Task goal: Please retype the records below exactly, leaving out any pictures.

Materials provided:
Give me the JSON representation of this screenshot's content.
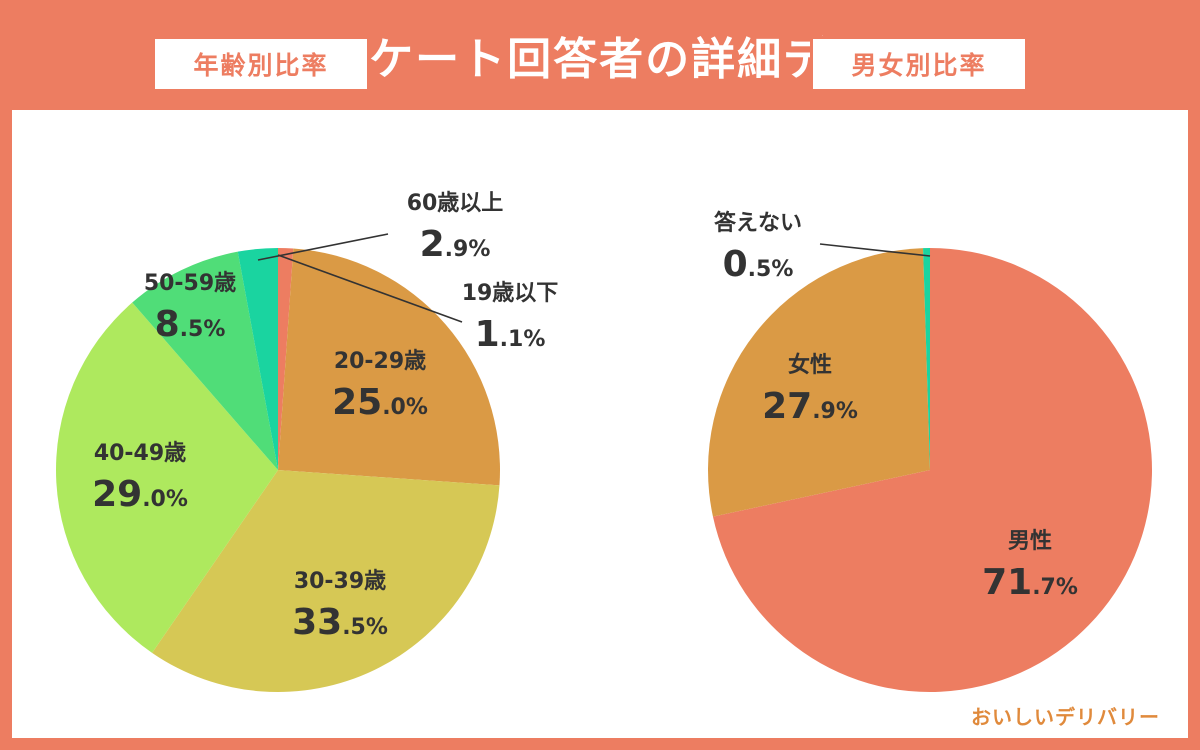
{
  "title": "アンケート回答者の詳細データ",
  "colors": {
    "accent": "#ED7D61",
    "background": "#ffffff",
    "text": "#333333",
    "leader": "#333333"
  },
  "logo": {
    "text": "おいしいデリバリー"
  },
  "chart_data": [
    {
      "type": "pie",
      "title": "年齢別比率",
      "start_angle_deg": 0,
      "direction": "clockwise",
      "slices": [
        {
          "label": "19歳以下",
          "value": 1.1,
          "value_label": "1.1%",
          "big": "1",
          "small": ".1%",
          "color": "#ED7D61"
        },
        {
          "label": "20-29歳",
          "value": 25.0,
          "value_label": "25.0%",
          "big": "25",
          "small": ".0%",
          "color": "#DA9A45"
        },
        {
          "label": "30-39歳",
          "value": 33.5,
          "value_label": "33.5%",
          "big": "33",
          "small": ".5%",
          "color": "#D6C855"
        },
        {
          "label": "40-49歳",
          "value": 29.0,
          "value_label": "29.0%",
          "big": "29",
          "small": ".0%",
          "color": "#AEE95E"
        },
        {
          "label": "50-59歳",
          "value": 8.5,
          "value_label": "8.5%",
          "big": "8",
          "small": ".5%",
          "color": "#50DD78"
        },
        {
          "label": "60歳以上",
          "value": 2.9,
          "value_label": "2.9%",
          "big": "2",
          "small": ".9%",
          "color": "#1AD4A0"
        }
      ]
    },
    {
      "type": "pie",
      "title": "男女別比率",
      "start_angle_deg": 0,
      "direction": "clockwise",
      "slices": [
        {
          "label": "男性",
          "value": 71.7,
          "value_label": "71.7%",
          "big": "71",
          "small": ".7%",
          "color": "#ED7D61"
        },
        {
          "label": "女性",
          "value": 27.9,
          "value_label": "27.9%",
          "big": "27",
          "small": ".9%",
          "color": "#DA9A45"
        },
        {
          "label": "答えない",
          "value": 0.5,
          "value_label": "0.5%",
          "big": "0",
          "small": ".5%",
          "color": "#1AD4A0"
        }
      ]
    }
  ]
}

Solution to this problem:
Give me the JSON representation of this screenshot's content.
{
  "title": "アンケート回答者の詳細データ",
  "colors": {
    "accent": "#ED7D61",
    "background": "#ffffff",
    "text": "#333333",
    "leader": "#333333"
  },
  "logo": {
    "text": "おいしいデリバリー"
  },
  "chart_data": [
    {
      "type": "pie",
      "title": "年齢別比率",
      "start_angle_deg": 0,
      "direction": "clockwise",
      "slices": [
        {
          "label": "19歳以下",
          "value": 1.1,
          "value_label": "1.1%",
          "big": "1",
          "small": ".1%",
          "color": "#ED7D61"
        },
        {
          "label": "20-29歳",
          "value": 25.0,
          "value_label": "25.0%",
          "big": "25",
          "small": ".0%",
          "color": "#DA9A45"
        },
        {
          "label": "30-39歳",
          "value": 33.5,
          "value_label": "33.5%",
          "big": "33",
          "small": ".5%",
          "color": "#D6C855"
        },
        {
          "label": "40-49歳",
          "value": 29.0,
          "value_label": "29.0%",
          "big": "29",
          "small": ".0%",
          "color": "#AEE95E"
        },
        {
          "label": "50-59歳",
          "value": 8.5,
          "value_label": "8.5%",
          "big": "8",
          "small": ".5%",
          "color": "#50DD78"
        },
        {
          "label": "60歳以上",
          "value": 2.9,
          "value_label": "2.9%",
          "big": "2",
          "small": ".9%",
          "color": "#1AD4A0"
        }
      ]
    },
    {
      "type": "pie",
      "title": "男女別比率",
      "start_angle_deg": 0,
      "direction": "clockwise",
      "slices": [
        {
          "label": "男性",
          "value": 71.7,
          "value_label": "71.7%",
          "big": "71",
          "small": ".7%",
          "color": "#ED7D61"
        },
        {
          "label": "女性",
          "value": 27.9,
          "value_label": "27.9%",
          "big": "27",
          "small": ".9%",
          "color": "#DA9A45"
        },
        {
          "label": "答えない",
          "value": 0.5,
          "value_label": "0.5%",
          "big": "0",
          "small": ".5%",
          "color": "#1AD4A0"
        }
      ]
    }
  ]
}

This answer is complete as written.